Written task
Quote the full listing word for word.

Data items:

* BEGIN *

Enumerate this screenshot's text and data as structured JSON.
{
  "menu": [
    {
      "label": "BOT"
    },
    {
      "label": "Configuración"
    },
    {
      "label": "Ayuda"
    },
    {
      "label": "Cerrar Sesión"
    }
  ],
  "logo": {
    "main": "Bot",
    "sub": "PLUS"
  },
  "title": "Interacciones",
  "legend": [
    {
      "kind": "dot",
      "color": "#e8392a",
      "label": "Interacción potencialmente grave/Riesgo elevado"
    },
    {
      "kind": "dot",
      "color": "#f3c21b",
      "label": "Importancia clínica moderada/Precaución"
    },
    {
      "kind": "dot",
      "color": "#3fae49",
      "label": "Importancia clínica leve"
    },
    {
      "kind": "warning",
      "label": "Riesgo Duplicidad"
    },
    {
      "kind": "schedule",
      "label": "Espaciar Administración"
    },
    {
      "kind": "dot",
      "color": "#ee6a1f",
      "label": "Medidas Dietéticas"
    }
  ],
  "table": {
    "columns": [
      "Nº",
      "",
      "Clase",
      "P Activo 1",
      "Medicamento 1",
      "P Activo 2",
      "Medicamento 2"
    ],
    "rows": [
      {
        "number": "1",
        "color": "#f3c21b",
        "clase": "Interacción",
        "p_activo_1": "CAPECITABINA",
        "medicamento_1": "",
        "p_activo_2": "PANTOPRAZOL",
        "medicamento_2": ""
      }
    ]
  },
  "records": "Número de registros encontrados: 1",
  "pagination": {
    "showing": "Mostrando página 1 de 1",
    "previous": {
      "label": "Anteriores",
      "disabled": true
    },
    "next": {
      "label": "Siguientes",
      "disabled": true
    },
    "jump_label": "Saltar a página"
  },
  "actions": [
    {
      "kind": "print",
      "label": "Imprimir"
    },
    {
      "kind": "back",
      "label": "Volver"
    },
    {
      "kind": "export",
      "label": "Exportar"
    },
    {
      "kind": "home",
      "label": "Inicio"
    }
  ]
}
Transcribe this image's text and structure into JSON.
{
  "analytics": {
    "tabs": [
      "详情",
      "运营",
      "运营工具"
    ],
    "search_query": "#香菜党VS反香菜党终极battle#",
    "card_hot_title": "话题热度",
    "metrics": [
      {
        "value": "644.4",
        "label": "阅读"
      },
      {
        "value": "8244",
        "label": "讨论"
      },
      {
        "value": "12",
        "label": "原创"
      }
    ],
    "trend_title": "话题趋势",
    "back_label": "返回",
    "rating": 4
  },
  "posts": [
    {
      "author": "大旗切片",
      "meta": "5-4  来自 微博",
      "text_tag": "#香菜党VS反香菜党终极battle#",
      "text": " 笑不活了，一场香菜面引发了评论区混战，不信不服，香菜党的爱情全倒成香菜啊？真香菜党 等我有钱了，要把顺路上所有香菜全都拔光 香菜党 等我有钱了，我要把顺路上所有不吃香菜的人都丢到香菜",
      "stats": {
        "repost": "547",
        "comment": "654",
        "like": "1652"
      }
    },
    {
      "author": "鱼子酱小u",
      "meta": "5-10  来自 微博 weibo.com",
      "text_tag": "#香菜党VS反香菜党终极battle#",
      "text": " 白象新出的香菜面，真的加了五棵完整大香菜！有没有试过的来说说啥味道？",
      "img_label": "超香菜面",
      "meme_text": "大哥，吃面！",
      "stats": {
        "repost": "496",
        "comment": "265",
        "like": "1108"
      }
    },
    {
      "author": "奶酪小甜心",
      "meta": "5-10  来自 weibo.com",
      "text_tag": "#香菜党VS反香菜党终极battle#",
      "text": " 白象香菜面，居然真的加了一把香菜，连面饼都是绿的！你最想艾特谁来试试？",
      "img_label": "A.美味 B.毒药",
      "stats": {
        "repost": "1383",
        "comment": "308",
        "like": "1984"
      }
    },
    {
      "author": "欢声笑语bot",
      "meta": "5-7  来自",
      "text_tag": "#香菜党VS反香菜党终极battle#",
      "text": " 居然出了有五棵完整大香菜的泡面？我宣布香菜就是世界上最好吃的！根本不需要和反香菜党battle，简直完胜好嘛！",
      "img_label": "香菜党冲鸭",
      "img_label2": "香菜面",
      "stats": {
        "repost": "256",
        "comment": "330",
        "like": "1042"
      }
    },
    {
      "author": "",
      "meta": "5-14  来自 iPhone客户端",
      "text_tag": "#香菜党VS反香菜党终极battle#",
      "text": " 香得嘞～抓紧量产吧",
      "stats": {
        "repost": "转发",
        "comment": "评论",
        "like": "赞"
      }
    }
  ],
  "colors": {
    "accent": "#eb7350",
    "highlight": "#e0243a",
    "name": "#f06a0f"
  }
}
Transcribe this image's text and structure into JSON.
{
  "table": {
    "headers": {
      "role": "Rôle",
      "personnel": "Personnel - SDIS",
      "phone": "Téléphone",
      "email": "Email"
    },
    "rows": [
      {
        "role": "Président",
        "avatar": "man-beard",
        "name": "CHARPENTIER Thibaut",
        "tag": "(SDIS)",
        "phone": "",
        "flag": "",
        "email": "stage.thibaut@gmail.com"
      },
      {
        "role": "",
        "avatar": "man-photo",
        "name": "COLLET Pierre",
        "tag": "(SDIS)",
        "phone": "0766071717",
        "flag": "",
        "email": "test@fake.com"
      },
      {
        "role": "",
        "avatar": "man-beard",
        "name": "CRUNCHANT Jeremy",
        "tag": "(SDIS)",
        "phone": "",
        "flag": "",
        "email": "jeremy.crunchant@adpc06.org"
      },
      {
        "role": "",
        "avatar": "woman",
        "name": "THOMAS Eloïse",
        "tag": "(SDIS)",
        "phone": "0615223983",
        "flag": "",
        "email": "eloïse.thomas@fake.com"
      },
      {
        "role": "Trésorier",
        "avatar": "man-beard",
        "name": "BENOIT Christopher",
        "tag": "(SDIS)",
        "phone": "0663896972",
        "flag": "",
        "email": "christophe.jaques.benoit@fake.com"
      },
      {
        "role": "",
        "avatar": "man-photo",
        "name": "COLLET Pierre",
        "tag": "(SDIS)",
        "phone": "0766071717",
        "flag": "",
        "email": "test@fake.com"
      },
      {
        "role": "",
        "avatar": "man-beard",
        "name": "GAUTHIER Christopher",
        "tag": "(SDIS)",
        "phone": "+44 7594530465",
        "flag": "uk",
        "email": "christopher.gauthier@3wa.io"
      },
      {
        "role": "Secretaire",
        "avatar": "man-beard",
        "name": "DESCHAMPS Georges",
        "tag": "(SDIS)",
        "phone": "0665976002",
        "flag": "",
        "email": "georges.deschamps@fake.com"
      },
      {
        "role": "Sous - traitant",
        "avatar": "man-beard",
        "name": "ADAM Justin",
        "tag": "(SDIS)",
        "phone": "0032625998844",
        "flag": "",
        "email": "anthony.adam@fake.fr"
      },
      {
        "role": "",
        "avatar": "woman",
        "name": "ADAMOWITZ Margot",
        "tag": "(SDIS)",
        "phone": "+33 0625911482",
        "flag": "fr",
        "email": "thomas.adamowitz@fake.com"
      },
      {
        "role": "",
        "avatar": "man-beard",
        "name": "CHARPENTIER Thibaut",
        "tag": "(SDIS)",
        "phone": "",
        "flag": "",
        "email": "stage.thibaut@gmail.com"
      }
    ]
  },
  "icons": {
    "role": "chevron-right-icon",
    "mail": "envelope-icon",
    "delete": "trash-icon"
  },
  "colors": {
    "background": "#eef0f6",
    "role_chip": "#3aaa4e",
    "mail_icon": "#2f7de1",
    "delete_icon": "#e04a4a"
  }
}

* END *

Worked answer
Enumerate this screenshot's text and data as structured JSON.
{
  "menu": [
    {
      "label": "BOT"
    },
    {
      "label": "Configuración"
    },
    {
      "label": "Ayuda"
    },
    {
      "label": "Cerrar Sesión"
    }
  ],
  "logo": {
    "main": "Bot",
    "sub": "PLUS"
  },
  "title": "Interacciones",
  "legend": [
    {
      "kind": "dot",
      "color": "#e8392a",
      "label": "Interacción potencialmente grave/Riesgo elevado"
    },
    {
      "kind": "dot",
      "color": "#f3c21b",
      "label": "Importancia clínica moderada/Precaución"
    },
    {
      "kind": "dot",
      "color": "#3fae49",
      "label": "Importancia clínica leve"
    },
    {
      "kind": "warning",
      "label": "Riesgo Duplicidad"
    },
    {
      "kind": "schedule",
      "label": "Espaciar Administración"
    },
    {
      "kind": "dot",
      "color": "#ee6a1f",
      "label": "Medidas Dietéticas"
    }
  ],
  "table": {
    "columns": [
      "Nº",
      "",
      "Clase",
      "P Activo 1",
      "Medicamento 1",
      "P Activo 2",
      "Medicamento 2"
    ],
    "rows": [
      {
        "number": "1",
        "color": "#f3c21b",
        "clase": "Interacción",
        "p_activo_1": "CAPECITABINA",
        "medicamento_1": "",
        "p_activo_2": "PANTOPRAZOL",
        "medicamento_2": ""
      }
    ]
  },
  "records": "Número de registros encontrados: 1",
  "pagination": {
    "showing": "Mostrando página 1 de 1",
    "previous": {
      "label": "Anteriores",
      "disabled": true
    },
    "next": {
      "label": "Siguientes",
      "disabled": true
    },
    "jump_label": "Saltar a página"
  },
  "actions": [
    {
      "kind": "print",
      "label": "Imprimir"
    },
    {
      "kind": "back",
      "label": "Volver"
    },
    {
      "kind": "export",
      "label": "Exportar"
    },
    {
      "kind": "home",
      "label": "Inicio"
    }
  ]
}
Transcribe this image's text and structure into JSON.
{
  "analytics": {
    "tabs": [
      "详情",
      "运营",
      "运营工具"
    ],
    "search_query": "#香菜党VS反香菜党终极battle#",
    "card_hot_title": "话题热度",
    "metrics": [
      {
        "value": "644.4",
        "label": "阅读"
      },
      {
        "value": "8244",
        "label": "讨论"
      },
      {
        "value": "12",
        "label": "原创"
      }
    ],
    "trend_title": "话题趋势",
    "back_label": "返回",
    "rating": 4
  },
  "posts": [
    {
      "author": "大旗切片",
      "meta": "5-4  来自 微博",
      "text_tag": "#香菜党VS反香菜党终极battle#",
      "text": " 笑不活了，一场香菜面引发了评论区混战，不信不服，香菜党的爱情全倒成香菜啊？真香菜党 等我有钱了，要把顺路上所有香菜全都拔光 香菜党 等我有钱了，我要把顺路上所有不吃香菜的人都丢到香菜",
      "stats": {
        "repost": "547",
        "comment": "654",
        "like": "1652"
      }
    },
    {
      "author": "鱼子酱小u",
      "meta": "5-10  来自 微博 weibo.com",
      "text_tag": "#香菜党VS反香菜党终极battle#",
      "text": " 白象新出的香菜面，真的加了五棵完整大香菜！有没有试过的来说说啥味道？",
      "img_label": "超香菜面",
      "meme_text": "大哥，吃面！",
      "stats": {
        "repost": "496",
        "comment": "265",
        "like": "1108"
      }
    },
    {
      "author": "奶酪小甜心",
      "meta": "5-10  来自 weibo.com",
      "text_tag": "#香菜党VS反香菜党终极battle#",
      "text": " 白象香菜面，居然真的加了一把香菜，连面饼都是绿的！你最想艾特谁来试试？",
      "img_label": "A.美味 B.毒药",
      "stats": {
        "repost": "1383",
        "comment": "308",
        "like": "1984"
      }
    },
    {
      "author": "欢声笑语bot",
      "meta": "5-7  来自",
      "text_tag": "#香菜党VS反香菜党终极battle#",
      "text": " 居然出了有五棵完整大香菜的泡面？我宣布香菜就是世界上最好吃的！根本不需要和反香菜党battle，简直完胜好嘛！",
      "img_label": "香菜党冲鸭",
      "img_label2": "香菜面",
      "stats": {
        "repost": "256",
        "comment": "330",
        "like": "1042"
      }
    },
    {
      "author": "",
      "meta": "5-14  来自 iPhone客户端",
      "text_tag": "#香菜党VS反香菜党终极battle#",
      "text": " 香得嘞～抓紧量产吧",
      "stats": {
        "repost": "转发",
        "comment": "评论",
        "like": "赞"
      }
    }
  ],
  "colors": {
    "accent": "#eb7350",
    "highlight": "#e0243a",
    "name": "#f06a0f"
  }
}
Transcribe this image's text and structure into JSON.
{
  "table": {
    "headers": {
      "role": "Rôle",
      "personnel": "Personnel - SDIS",
      "phone": "Téléphone",
      "email": "Email"
    },
    "rows": [
      {
        "role": "Président",
        "avatar": "man-beard",
        "name": "CHARPENTIER Thibaut",
        "tag": "(SDIS)",
        "phone": "",
        "flag": "",
        "email": "stage.thibaut@gmail.com"
      },
      {
        "role": "",
        "avatar": "man-photo",
        "name": "COLLET Pierre",
        "tag": "(SDIS)",
        "phone": "0766071717",
        "flag": "",
        "email": "test@fake.com"
      },
      {
        "role": "",
        "avatar": "man-beard",
        "name": "CRUNCHANT Jeremy",
        "tag": "(SDIS)",
        "phone": "",
        "flag": "",
        "email": "jeremy.crunchant@adpc06.org"
      },
      {
        "role": "",
        "avatar": "woman",
        "name": "THOMAS Eloïse",
        "tag": "(SDIS)",
        "phone": "0615223983",
        "flag": "",
        "email": "eloïse.thomas@fake.com"
      },
      {
        "role": "Trésorier",
        "avatar": "man-beard",
        "name": "BENOIT Christopher",
        "tag": "(SDIS)",
        "phone": "0663896972",
        "flag": "",
        "email": "christophe.jaques.benoit@fake.com"
      },
      {
        "role": "",
        "avatar": "man-photo",
        "name": "COLLET Pierre",
        "tag": "(SDIS)",
        "phone": "0766071717",
        "flag": "",
        "email": "test@fake.com"
      },
      {
        "role": "",
        "avatar": "man-beard",
        "name": "GAUTHIER Christopher",
        "tag": "(SDIS)",
        "phone": "+44 7594530465",
        "flag": "uk",
        "email": "christopher.gauthier@3wa.io"
      },
      {
        "role": "Secretaire",
        "avatar": "man-beard",
        "name": "DESCHAMPS Georges",
        "tag": "(SDIS)",
        "phone": "0665976002",
        "flag": "",
        "email": "georges.deschamps@fake.com"
      },
      {
        "role": "Sous - traitant",
        "avatar": "man-beard",
        "name": "ADAM Justin",
        "tag": "(SDIS)",
        "phone": "0032625998844",
        "flag": "",
        "email": "anthony.adam@fake.fr"
      },
      {
        "role": "",
        "avatar": "woman",
        "name": "ADAMOWITZ Margot",
        "tag": "(SDIS)",
        "phone": "+33 0625911482",
        "flag": "fr",
        "email": "thomas.adamowitz@fake.com"
      },
      {
        "role": "",
        "avatar": "man-beard",
        "name": "CHARPENTIER Thibaut",
        "tag": "(SDIS)",
        "phone": "",
        "flag": "",
        "email": "stage.thibaut@gmail.com"
      }
    ]
  },
  "icons": {
    "role": "chevron-right-icon",
    "mail": "envelope-icon",
    "delete": "trash-icon"
  },
  "colors": {
    "background": "#eef0f6",
    "role_chip": "#3aaa4e",
    "mail_icon": "#2f7de1",
    "delete_icon": "#e04a4a"
  }
}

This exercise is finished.